══ EXTRAIT SOURCE ══

La réflexion actuelle sur le « sujet-lecteur » ou, pour parler des situations scolaires, sur « l’élève-lecteur » nous a conduits à interroger la pratique de la lecture de l’oeuvre intégrale au lycée. Il s’agit pour nous de nous questionner sur les finalités de celle-ci, entre exigences des programmes et des examens et pratiques réelles de lecture des adolescents, entre didactique de la lecture et didactique de la littérature.

Nos constats de praticiens dans nos propres classes et notre expérience d’enseignants interrogateurs au moment du baccalauréat mettent en évidence la difficulté pour l’élève à appréhender l’oeuvre comme un tout de signification et la difficulté pour l’enseignant à laisser une place à l’activité interprétative de l’élève. En effet, nombre d’élèves de lycée résistent à la lecture pour des raisons diverses allant de l’absence de motivation pour des œuvres loin a priori de leur univers de référence à des obstacles liés à la maîtrise de la langue, mais aussi peut-être parce que les pratiques habituelles les laissent parfois seuls et démunis face à la découverte première du texte ; ils se contentent alors de connaître les extraits étudiés en classe et de lire quelques éléments de commentaire dans des ouvrages para-scolaires. Pourtant nous attendons tous, lors de l’entretien des EAF, que le candidat connaisse l’oeuvre, qu’il se la soit appropriée sans se limiter à quelques extraits, qu’il soit capable d’émettre un jugement personnel, en lien avec l’objet d’étude, qu’il ait des connaissances sur celui-ci, qu’il ne récite pas, qu’il assume ce qu’il dit, qu’il soit capable de justifier son propos et d’exprimer le lien avec la problématique.

═══
══ DONNÉES ENREGISTRÉES ══

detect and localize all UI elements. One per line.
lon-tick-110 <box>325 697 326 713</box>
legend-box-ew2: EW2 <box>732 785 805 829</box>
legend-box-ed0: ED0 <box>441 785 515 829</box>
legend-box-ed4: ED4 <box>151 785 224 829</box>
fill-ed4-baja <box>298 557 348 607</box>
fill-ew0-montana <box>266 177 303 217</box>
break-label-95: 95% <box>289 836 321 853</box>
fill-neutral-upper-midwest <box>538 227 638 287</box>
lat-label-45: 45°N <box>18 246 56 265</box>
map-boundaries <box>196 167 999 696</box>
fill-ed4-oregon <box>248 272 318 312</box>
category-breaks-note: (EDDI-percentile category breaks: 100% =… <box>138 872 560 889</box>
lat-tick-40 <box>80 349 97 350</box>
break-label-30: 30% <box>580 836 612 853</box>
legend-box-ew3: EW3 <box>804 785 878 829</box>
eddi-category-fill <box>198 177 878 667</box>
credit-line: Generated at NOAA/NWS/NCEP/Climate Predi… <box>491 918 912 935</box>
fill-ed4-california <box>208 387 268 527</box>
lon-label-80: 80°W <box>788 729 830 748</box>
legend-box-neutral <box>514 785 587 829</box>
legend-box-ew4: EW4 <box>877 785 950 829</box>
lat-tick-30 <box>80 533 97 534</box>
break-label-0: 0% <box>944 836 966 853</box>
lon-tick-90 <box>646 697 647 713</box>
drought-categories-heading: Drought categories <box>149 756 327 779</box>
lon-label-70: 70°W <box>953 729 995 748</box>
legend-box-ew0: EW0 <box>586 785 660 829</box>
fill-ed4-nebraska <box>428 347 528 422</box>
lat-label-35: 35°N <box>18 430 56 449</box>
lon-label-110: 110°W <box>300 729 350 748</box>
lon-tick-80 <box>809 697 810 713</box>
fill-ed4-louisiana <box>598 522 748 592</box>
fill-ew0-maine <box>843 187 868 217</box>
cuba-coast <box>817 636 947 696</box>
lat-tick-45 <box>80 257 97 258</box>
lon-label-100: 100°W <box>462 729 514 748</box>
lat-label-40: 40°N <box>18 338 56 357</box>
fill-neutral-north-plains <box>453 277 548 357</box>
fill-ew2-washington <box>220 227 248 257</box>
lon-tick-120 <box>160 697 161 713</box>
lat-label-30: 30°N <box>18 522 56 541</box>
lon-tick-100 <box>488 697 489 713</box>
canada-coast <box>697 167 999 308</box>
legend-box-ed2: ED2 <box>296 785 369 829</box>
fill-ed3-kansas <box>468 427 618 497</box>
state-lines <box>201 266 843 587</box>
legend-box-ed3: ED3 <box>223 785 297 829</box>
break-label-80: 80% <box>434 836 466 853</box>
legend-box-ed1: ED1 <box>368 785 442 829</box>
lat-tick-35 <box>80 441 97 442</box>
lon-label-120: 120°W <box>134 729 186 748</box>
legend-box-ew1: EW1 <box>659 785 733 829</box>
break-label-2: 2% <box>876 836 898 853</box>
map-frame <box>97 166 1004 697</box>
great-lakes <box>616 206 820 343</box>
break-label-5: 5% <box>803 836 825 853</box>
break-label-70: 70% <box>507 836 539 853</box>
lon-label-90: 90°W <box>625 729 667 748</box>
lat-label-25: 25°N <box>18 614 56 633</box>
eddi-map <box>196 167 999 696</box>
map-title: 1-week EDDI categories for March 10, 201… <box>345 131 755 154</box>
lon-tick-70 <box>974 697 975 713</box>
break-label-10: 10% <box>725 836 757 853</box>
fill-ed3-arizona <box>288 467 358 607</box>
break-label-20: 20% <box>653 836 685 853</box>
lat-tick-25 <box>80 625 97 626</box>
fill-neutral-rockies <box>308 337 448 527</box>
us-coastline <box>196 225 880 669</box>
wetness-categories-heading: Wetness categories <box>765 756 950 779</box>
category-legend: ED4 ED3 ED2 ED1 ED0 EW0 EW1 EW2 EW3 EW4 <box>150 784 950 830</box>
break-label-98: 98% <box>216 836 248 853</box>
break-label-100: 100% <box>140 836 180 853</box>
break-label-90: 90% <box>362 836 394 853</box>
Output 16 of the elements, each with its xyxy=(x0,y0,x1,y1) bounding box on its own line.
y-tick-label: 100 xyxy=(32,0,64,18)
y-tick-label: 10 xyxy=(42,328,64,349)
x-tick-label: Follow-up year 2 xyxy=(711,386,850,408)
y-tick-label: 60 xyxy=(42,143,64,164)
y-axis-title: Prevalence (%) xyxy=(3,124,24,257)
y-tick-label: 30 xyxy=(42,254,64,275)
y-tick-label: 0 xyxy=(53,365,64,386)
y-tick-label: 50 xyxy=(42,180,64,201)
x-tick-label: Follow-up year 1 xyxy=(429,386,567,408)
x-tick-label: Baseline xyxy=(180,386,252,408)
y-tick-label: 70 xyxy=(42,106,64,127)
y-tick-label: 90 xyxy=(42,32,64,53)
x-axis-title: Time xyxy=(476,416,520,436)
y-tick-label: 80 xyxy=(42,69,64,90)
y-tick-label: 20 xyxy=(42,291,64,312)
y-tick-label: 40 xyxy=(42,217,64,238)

═══

CONSIGNES:
1: Recopiez, dans l'extrait sur la lecture de l'œuvre intégrale, tout le passage qui va de « La réflexion actuelle » jusqu'à « de la littérature. ».
2: D'après l'extrait sur la lecture de l'œuvre intégrale, de quoi se contentent les élèves laissés seuls et démunis face à la découverte première du texte ?
3: Poursuivez l'extrait sur la lecture de l'œuvre intégrale à partir de l'endroit où il s'arrête.
Les données constituent un matériau à part, indépendant de l'extrait sur la lecture de l'œuvre intégrale.

CORRIGÉ:
1:
La réflexion actuelle sur le « sujet-lecteur » ou, pour parler des situations scolaires, sur « l’élève-lecteur » nous a conduits à interroger la pratique de la lecture de l’oeuvre intégrale au lycée. Il s’agit pour nous de nous questionner sur les finalités de celle-ci, entre exigences des programmes et des examens et pratiques réelles de lecture des adolescents, entre didactique de la lecture et didactique de la littérature.

2: Ils se contentent de connaître les extraits étudiés en classe et de lire quelques éléments de commentaire dans des ouvrages para-scolaires.

3:
Nous nous sommes donc demandé comment favoriser le transfert de la compétence de lecture analytique du texte court à la lecture de l’oeuvre intégrale ; pour cela, quelles tâches complexes proposer à l’élève lui permettant d’activer savoirs, savoir-faire et savoir-être ? Quel profil de sortie attendre d’un élève lecteur en fin de lycée et, donc, quelle progression proposer ?

Les travaux proposés sont le fruit d’une réflexion collective étayée par des expérimentations dans différentes classes de lycée.

Différentes modalités de lecture

Il existe différents types de lecture : la lecture analytique de textes courts, la lecture analytique d’une œuvre intégrale et la lecture cursive.

La lecture analytique de textes courts s’exerce sur :

  • les extraits des œuvres étudiées (en classe de 1ère, 3 extraits au minimum pour chacune des 4 œuvres au programme) ;
  • les textes figurant dans les groupements (nommés “parcours associés” en classe de 1ère) ;
  • les textes à commenter.

Les deux premières catégories conduisent à une explication linéaire orale ; la troisième catégorie conduit à l’exercice écrit du commentaire. La lecture analytique du texte court met en œuvre un processus d’interprétation fondé sur les opérations de mise en hypothèses, vérification et validation de ces hypothèses en vue d’une interprétation. L’exercice d’interprétation consiste, pour l’élève, à formuler une signification du texte et à expliciter les effets, les résonances cognitives et affectives que le texte provoque. Elle demande à l’élève-lecteur de se questionner sur son rapport personnel au texte, sur les questions que le texte soulève, sur les choix d’écriture opérés par l’auteur et sur le lien que le texte entretient avec d’autres œuvres, qu’elles soient littéraires ou, plus largement, artistiques.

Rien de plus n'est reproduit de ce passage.